• What to work on
Reproduce the listing exactly, with no pictures in your copy.

• Dataset excerpts

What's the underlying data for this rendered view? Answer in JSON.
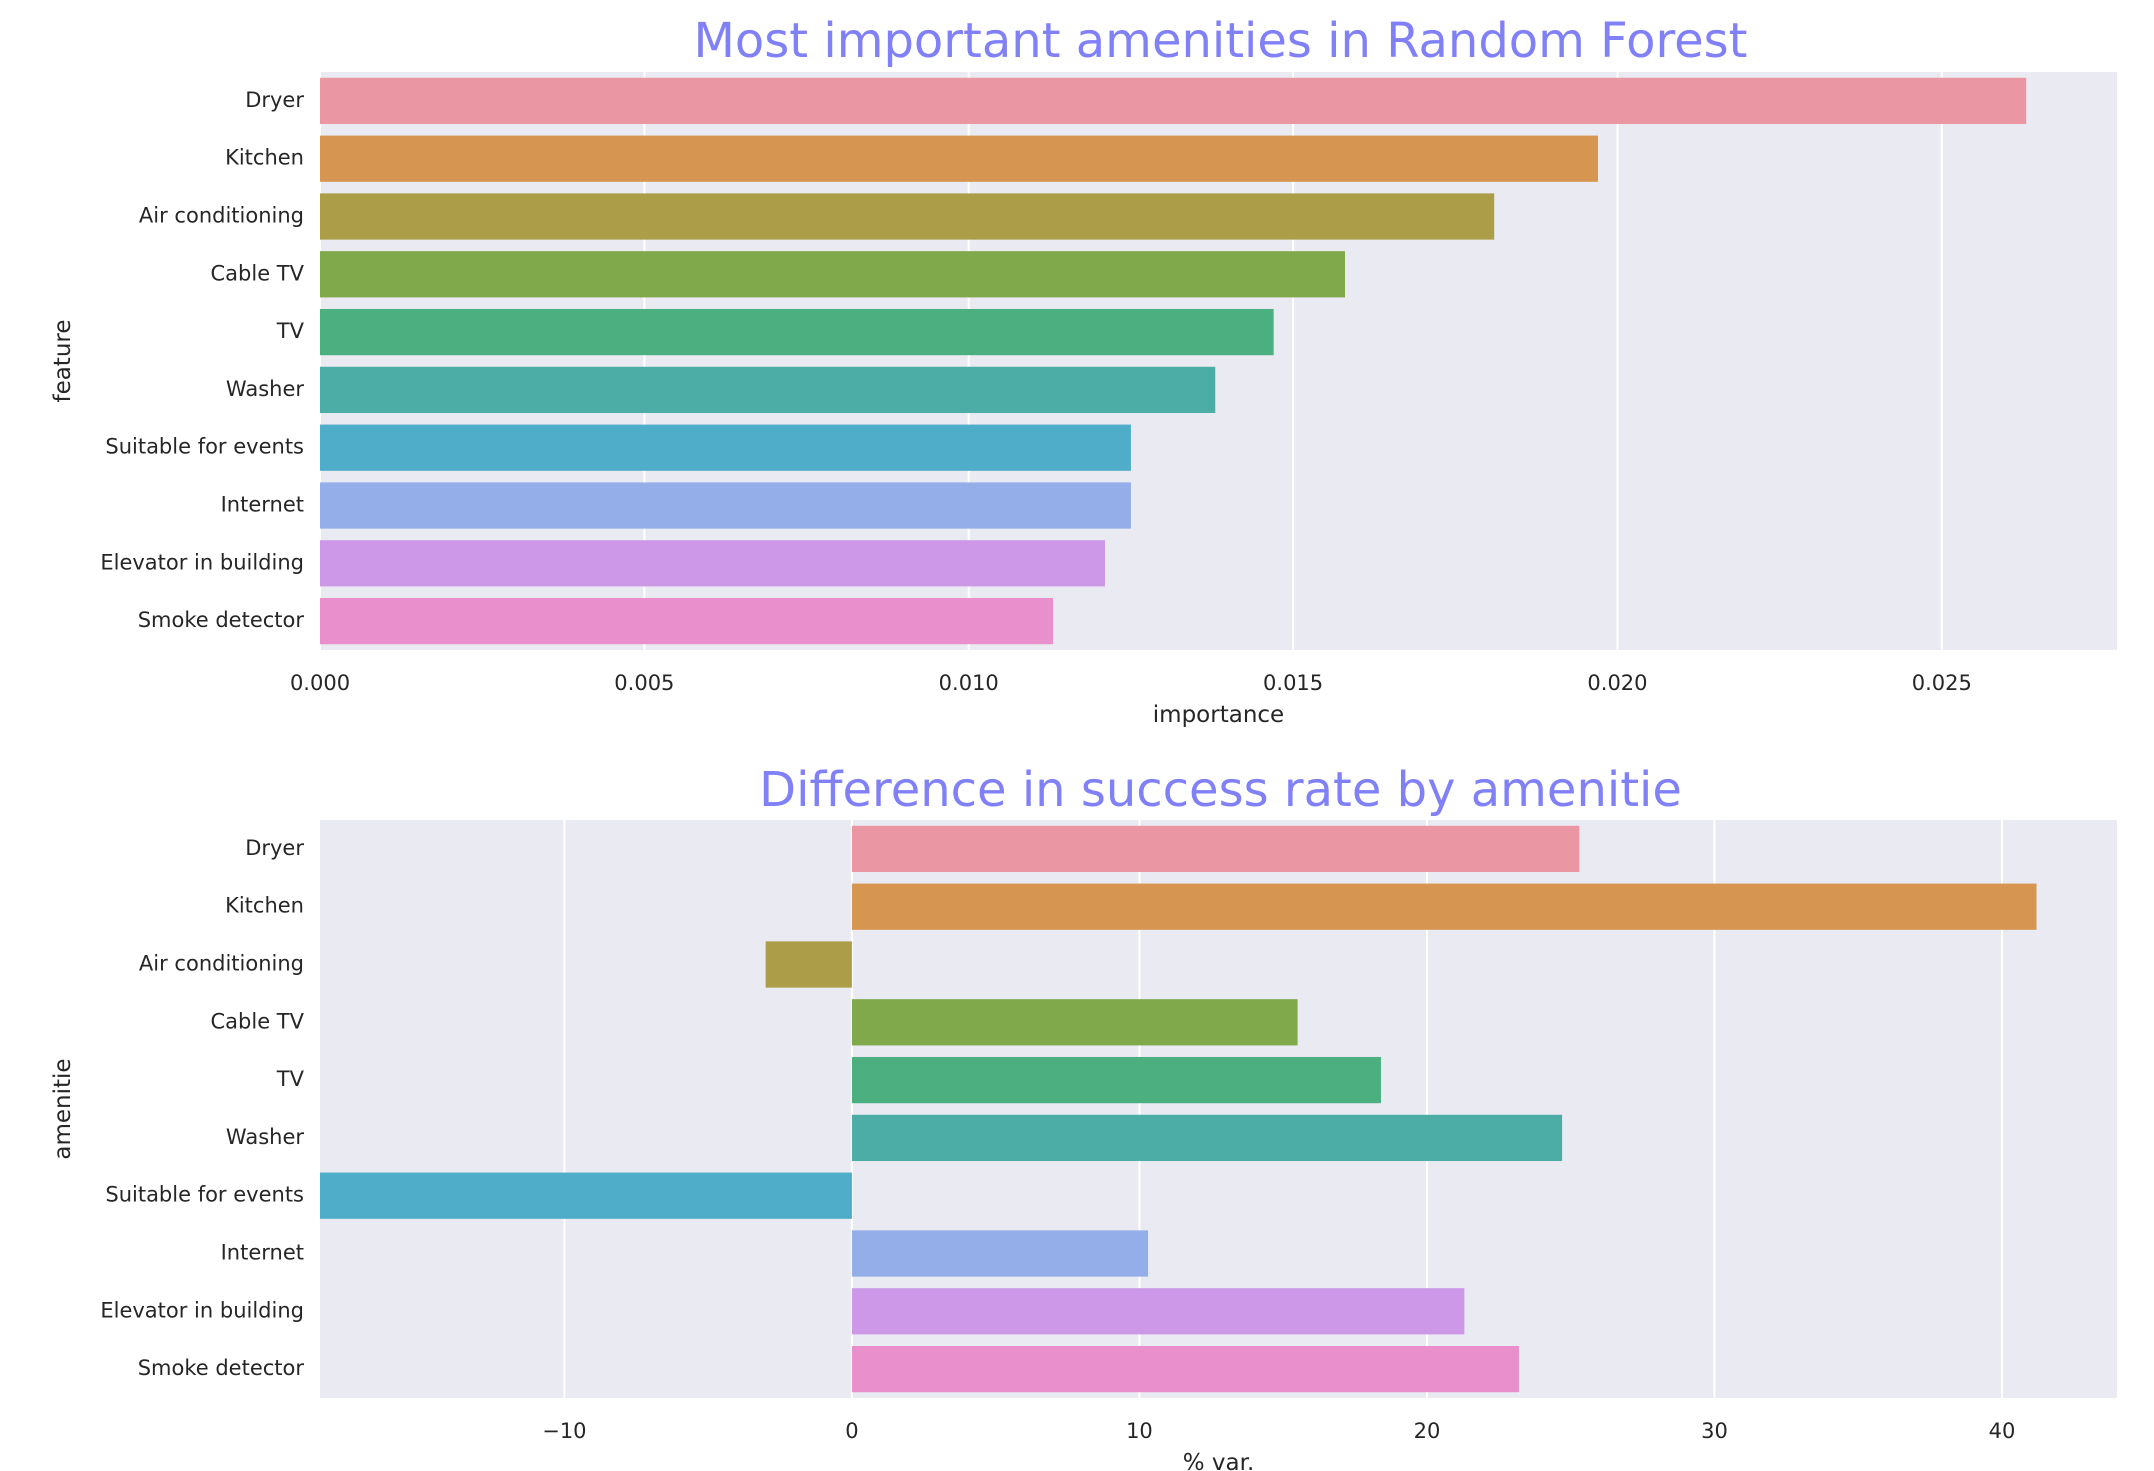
{
  "colors": {
    "title": "#8080f8",
    "panel_bg": "#eaeaf2",
    "grid": "#ffffff",
    "bars": [
      "#ea96a3",
      "#d69550",
      "#ac9d48",
      "#7fa94a",
      "#4baf7f",
      "#4cada7",
      "#50adc9",
      "#93aee8",
      "#cd98e8",
      "#e98fcb"
    ]
  },
  "chart_data": [
    {
      "type": "bar",
      "orientation": "horizontal",
      "title": "Most important amenities in Random Forest",
      "xlabel": "importance",
      "ylabel": "feature",
      "categories": [
        "Dryer",
        "Kitchen",
        "Air conditioning",
        "Cable TV",
        "TV",
        "Washer",
        "Suitable for events",
        "Internet",
        "Elevator in building",
        "Smoke detector"
      ],
      "values": [
        0.0263,
        0.0197,
        0.0181,
        0.0158,
        0.0147,
        0.0138,
        0.0125,
        0.0125,
        0.0121,
        0.0113
      ],
      "xlim": [
        0,
        0.0277
      ],
      "xticks": [
        0.0,
        0.005,
        0.01,
        0.015,
        0.02,
        0.025
      ],
      "xtick_labels": [
        "0.000",
        "0.005",
        "0.010",
        "0.015",
        "0.020",
        "0.025"
      ],
      "grid": true
    },
    {
      "type": "bar",
      "orientation": "horizontal",
      "title": "Difference in success rate by amenitie",
      "xlabel": "% var.",
      "ylabel": "amenitie",
      "categories": [
        "Dryer",
        "Kitchen",
        "Air conditioning",
        "Cable TV",
        "TV",
        "Washer",
        "Suitable for events",
        "Internet",
        "Elevator in building",
        "Smoke detector"
      ],
      "values": [
        25.3,
        41.2,
        -3.0,
        15.5,
        18.4,
        24.7,
        -18.5,
        10.3,
        21.3,
        23.2
      ],
      "xlim": [
        -18.5,
        44.0
      ],
      "xticks": [
        -10,
        0,
        10,
        20,
        30,
        40
      ],
      "xtick_labels": [
        "−10",
        "0",
        "10",
        "20",
        "30",
        "40"
      ],
      "grid": true
    }
  ]
}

• Task answer
What's the underlying data for this rendered view? Answer in JSON.
{
  "colors": {
    "title": "#8080f8",
    "panel_bg": "#eaeaf2",
    "grid": "#ffffff",
    "bars": [
      "#ea96a3",
      "#d69550",
      "#ac9d48",
      "#7fa94a",
      "#4baf7f",
      "#4cada7",
      "#50adc9",
      "#93aee8",
      "#cd98e8",
      "#e98fcb"
    ]
  },
  "chart_data": [
    {
      "type": "bar",
      "orientation": "horizontal",
      "title": "Most important amenities in Random Forest",
      "xlabel": "importance",
      "ylabel": "feature",
      "categories": [
        "Dryer",
        "Kitchen",
        "Air conditioning",
        "Cable TV",
        "TV",
        "Washer",
        "Suitable for events",
        "Internet",
        "Elevator in building",
        "Smoke detector"
      ],
      "values": [
        0.0263,
        0.0197,
        0.0181,
        0.0158,
        0.0147,
        0.0138,
        0.0125,
        0.0125,
        0.0121,
        0.0113
      ],
      "xlim": [
        0,
        0.0277
      ],
      "xticks": [
        0.0,
        0.005,
        0.01,
        0.015,
        0.02,
        0.025
      ],
      "xtick_labels": [
        "0.000",
        "0.005",
        "0.010",
        "0.015",
        "0.020",
        "0.025"
      ],
      "grid": true
    },
    {
      "type": "bar",
      "orientation": "horizontal",
      "title": "Difference in success rate by amenitie",
      "xlabel": "% var.",
      "ylabel": "amenitie",
      "categories": [
        "Dryer",
        "Kitchen",
        "Air conditioning",
        "Cable TV",
        "TV",
        "Washer",
        "Suitable for events",
        "Internet",
        "Elevator in building",
        "Smoke detector"
      ],
      "values": [
        25.3,
        41.2,
        -3.0,
        15.5,
        18.4,
        24.7,
        -18.5,
        10.3,
        21.3,
        23.2
      ],
      "xlim": [
        -18.5,
        44.0
      ],
      "xticks": [
        -10,
        0,
        10,
        20,
        30,
        40
      ],
      "xtick_labels": [
        "−10",
        "0",
        "10",
        "20",
        "30",
        "40"
      ],
      "grid": true
    }
  ]
}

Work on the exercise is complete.